> _THE REQUEST_
Check every line below for the word "Antioco" and give only the number of lines where it appears.

--- begin RECORD EXCERPTS ---

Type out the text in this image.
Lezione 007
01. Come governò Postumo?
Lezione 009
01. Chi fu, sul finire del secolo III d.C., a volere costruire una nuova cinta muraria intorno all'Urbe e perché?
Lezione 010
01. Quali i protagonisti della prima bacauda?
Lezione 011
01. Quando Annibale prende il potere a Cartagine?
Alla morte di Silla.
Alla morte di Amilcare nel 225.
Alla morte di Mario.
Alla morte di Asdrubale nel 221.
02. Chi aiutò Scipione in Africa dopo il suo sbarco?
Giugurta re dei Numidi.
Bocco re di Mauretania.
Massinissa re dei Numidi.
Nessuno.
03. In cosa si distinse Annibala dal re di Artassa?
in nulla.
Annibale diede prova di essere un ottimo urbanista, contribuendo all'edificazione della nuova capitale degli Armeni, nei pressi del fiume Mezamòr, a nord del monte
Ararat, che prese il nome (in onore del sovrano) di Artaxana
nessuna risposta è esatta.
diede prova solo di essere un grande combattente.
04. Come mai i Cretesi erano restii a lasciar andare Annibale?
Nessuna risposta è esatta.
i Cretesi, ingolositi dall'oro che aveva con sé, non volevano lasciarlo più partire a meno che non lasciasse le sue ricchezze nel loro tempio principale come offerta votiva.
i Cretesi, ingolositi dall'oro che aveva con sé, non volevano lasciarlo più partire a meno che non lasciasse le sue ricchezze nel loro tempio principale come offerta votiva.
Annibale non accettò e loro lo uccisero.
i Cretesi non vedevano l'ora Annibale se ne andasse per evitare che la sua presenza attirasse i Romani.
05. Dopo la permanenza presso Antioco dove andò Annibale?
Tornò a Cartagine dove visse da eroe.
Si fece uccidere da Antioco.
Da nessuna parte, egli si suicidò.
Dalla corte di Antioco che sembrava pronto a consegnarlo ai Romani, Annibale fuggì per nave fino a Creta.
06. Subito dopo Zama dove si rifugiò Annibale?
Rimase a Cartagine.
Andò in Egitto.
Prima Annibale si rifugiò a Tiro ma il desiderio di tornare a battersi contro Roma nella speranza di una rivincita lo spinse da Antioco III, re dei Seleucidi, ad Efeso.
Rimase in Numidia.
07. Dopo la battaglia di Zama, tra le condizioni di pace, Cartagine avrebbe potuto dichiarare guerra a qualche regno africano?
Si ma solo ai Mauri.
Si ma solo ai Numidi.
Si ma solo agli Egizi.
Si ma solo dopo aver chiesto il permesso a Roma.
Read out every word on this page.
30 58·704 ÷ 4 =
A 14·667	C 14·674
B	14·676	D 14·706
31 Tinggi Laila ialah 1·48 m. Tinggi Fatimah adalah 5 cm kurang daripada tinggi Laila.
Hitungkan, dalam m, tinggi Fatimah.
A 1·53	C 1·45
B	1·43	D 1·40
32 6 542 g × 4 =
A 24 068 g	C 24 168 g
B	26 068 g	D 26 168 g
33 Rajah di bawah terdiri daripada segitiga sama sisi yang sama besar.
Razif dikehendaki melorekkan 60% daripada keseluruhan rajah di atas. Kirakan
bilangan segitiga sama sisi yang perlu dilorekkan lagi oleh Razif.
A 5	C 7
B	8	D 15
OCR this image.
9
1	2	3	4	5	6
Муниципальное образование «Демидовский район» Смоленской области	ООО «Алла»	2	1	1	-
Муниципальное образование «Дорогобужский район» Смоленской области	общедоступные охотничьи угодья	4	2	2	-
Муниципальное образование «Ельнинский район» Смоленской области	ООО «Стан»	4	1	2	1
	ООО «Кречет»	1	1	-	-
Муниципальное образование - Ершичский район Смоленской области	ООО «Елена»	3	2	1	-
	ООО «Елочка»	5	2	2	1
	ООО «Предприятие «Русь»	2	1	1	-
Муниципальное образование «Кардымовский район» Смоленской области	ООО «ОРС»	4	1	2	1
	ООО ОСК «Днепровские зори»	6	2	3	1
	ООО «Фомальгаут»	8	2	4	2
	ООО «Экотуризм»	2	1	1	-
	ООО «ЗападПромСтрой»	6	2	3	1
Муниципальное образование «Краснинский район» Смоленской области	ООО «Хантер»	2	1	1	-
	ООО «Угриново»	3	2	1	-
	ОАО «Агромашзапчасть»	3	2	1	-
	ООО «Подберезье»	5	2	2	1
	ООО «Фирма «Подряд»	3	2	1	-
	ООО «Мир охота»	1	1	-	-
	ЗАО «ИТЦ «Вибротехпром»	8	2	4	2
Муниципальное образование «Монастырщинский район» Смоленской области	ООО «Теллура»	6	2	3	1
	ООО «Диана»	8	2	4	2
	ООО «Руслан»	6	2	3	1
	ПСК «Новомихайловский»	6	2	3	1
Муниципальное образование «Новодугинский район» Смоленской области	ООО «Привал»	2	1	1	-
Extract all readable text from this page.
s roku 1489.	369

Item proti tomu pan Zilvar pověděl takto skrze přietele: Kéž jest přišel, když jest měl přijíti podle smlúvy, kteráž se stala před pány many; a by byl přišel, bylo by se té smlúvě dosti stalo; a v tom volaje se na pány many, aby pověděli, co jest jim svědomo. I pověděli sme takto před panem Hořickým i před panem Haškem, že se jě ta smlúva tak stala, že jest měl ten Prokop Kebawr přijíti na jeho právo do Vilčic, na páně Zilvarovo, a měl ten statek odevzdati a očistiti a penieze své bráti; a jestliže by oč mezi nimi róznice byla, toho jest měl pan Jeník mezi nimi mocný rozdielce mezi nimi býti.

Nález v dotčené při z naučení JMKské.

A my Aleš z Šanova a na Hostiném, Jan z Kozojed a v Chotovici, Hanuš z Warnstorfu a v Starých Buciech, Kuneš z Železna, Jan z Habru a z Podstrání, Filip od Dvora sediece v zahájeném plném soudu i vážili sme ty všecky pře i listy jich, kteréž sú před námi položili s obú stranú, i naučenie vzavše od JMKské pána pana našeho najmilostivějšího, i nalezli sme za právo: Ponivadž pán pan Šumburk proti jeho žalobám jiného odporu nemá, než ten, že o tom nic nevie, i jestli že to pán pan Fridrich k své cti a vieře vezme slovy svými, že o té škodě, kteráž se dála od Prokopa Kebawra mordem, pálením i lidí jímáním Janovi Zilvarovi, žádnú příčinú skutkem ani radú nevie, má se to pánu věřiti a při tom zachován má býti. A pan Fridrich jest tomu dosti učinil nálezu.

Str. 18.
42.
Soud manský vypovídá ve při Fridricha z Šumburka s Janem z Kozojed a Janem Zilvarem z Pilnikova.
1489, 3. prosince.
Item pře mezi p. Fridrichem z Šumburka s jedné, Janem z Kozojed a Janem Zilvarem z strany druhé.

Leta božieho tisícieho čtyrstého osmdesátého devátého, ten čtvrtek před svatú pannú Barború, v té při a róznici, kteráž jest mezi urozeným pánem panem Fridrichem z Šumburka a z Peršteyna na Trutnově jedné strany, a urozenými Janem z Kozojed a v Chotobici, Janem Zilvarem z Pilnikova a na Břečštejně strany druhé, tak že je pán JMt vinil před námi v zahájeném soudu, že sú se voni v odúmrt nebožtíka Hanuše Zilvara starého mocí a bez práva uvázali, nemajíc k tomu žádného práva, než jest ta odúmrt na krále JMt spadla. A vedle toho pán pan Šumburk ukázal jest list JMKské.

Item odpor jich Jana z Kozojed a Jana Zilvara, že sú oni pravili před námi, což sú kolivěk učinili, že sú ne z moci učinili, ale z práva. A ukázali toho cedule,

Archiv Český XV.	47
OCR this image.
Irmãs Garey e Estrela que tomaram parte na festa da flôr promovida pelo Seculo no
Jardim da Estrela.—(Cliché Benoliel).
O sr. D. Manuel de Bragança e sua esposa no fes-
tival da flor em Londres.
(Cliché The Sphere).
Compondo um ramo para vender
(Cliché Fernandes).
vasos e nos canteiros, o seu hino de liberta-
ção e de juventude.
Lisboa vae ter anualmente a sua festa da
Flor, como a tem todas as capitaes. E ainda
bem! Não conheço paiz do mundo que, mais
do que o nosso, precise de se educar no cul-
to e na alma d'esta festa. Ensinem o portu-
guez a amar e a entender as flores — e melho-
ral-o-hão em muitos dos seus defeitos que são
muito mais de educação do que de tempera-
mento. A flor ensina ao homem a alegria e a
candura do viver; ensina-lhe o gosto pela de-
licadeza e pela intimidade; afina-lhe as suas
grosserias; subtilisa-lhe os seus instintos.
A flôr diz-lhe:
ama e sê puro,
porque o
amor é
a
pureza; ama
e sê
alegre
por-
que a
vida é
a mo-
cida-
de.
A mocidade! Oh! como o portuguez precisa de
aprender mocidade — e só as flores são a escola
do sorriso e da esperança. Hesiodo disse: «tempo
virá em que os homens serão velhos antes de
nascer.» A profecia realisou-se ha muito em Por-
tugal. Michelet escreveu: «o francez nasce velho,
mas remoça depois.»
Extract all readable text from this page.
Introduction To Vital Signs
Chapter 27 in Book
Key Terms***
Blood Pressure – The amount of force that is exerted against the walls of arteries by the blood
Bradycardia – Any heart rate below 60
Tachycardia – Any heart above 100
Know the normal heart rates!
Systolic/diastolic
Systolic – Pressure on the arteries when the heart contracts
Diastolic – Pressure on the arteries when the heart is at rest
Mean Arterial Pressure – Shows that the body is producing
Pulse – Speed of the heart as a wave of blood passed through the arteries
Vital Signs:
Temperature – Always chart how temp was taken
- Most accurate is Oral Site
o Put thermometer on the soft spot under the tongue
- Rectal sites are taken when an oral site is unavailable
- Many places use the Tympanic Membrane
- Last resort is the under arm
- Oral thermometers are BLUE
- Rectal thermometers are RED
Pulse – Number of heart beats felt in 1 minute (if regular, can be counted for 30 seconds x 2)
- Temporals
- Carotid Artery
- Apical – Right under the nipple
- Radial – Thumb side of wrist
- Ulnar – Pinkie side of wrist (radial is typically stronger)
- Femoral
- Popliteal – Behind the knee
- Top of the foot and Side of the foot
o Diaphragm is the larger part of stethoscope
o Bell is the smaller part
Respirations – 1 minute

--- end RECORD EXCERPTS ---

> _COMPLETED TASK_
4